§ **Short problem**
Every entry needs to be reproduced exactly.

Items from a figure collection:
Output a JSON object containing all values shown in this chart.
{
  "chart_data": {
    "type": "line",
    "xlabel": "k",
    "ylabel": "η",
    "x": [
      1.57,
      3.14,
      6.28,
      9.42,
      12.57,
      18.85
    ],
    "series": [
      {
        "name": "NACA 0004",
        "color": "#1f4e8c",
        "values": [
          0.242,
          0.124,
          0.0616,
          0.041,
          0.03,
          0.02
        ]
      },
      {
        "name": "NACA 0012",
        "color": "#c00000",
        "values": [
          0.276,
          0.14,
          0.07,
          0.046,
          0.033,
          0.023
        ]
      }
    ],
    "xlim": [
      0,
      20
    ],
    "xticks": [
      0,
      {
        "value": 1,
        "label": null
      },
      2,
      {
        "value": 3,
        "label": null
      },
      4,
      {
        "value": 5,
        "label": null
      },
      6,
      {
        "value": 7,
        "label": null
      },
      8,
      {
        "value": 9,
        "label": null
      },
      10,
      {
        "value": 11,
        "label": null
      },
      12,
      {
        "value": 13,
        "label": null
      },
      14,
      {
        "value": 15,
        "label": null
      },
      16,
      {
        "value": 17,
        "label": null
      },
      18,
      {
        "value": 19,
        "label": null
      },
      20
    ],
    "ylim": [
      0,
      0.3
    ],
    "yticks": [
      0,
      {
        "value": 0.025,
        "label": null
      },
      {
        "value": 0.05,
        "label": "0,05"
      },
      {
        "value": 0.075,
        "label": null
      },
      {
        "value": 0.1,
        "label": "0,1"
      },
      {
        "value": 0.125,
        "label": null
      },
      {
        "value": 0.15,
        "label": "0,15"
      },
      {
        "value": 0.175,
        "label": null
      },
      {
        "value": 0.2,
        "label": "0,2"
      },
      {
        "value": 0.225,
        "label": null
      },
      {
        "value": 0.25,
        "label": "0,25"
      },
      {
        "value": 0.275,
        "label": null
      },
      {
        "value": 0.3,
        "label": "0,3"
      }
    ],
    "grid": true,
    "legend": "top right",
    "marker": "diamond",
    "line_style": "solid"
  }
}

§ **Result below**
Output a JSON object containing all values shown in this chart.
{
  "chart_data": {
    "type": "line",
    "xlabel": "k",
    "ylabel": "η",
    "x": [
      1.57,
      3.14,
      6.28,
      9.42,
      12.57,
      18.85
    ],
    "series": [
      {
        "name": "NACA 0004",
        "color": "#1f4e8c",
        "values": [
          0.242,
          0.124,
          0.0616,
          0.041,
          0.03,
          0.02
        ]
      },
      {
        "name": "NACA 0012",
        "color": "#c00000",
        "values": [
          0.276,
          0.14,
          0.07,
          0.046,
          0.033,
          0.023
        ]
      }
    ],
    "xlim": [
      0,
      20
    ],
    "xticks": [
      0,
      {
        "value": 1,
        "label": null
      },
      2,
      {
        "value": 3,
        "label": null
      },
      4,
      {
        "value": 5,
        "label": null
      },
      6,
      {
        "value": 7,
        "label": null
      },
      8,
      {
        "value": 9,
        "label": null
      },
      10,
      {
        "value": 11,
        "label": null
      },
      12,
      {
        "value": 13,
        "label": null
      },
      14,
      {
        "value": 15,
        "label": null
      },
      16,
      {
        "value": 17,
        "label": null
      },
      18,
      {
        "value": 19,
        "label": null
      },
      20
    ],
    "ylim": [
      0,
      0.3
    ],
    "yticks": [
      0,
      {
        "value": 0.025,
        "label": null
      },
      {
        "value": 0.05,
        "label": "0,05"
      },
      {
        "value": 0.075,
        "label": null
      },
      {
        "value": 0.1,
        "label": "0,1"
      },
      {
        "value": 0.125,
        "label": null
      },
      {
        "value": 0.15,
        "label": "0,15"
      },
      {
        "value": 0.175,
        "label": null
      },
      {
        "value": 0.2,
        "label": "0,2"
      },
      {
        "value": 0.225,
        "label": null
      },
      {
        "value": 0.25,
        "label": "0,25"
      },
      {
        "value": 0.275,
        "label": null
      },
      {
        "value": 0.3,
        "label": "0,3"
      }
    ],
    "grid": true,
    "legend": "top right",
    "marker": "diamond",
    "line_style": "solid"
  }
}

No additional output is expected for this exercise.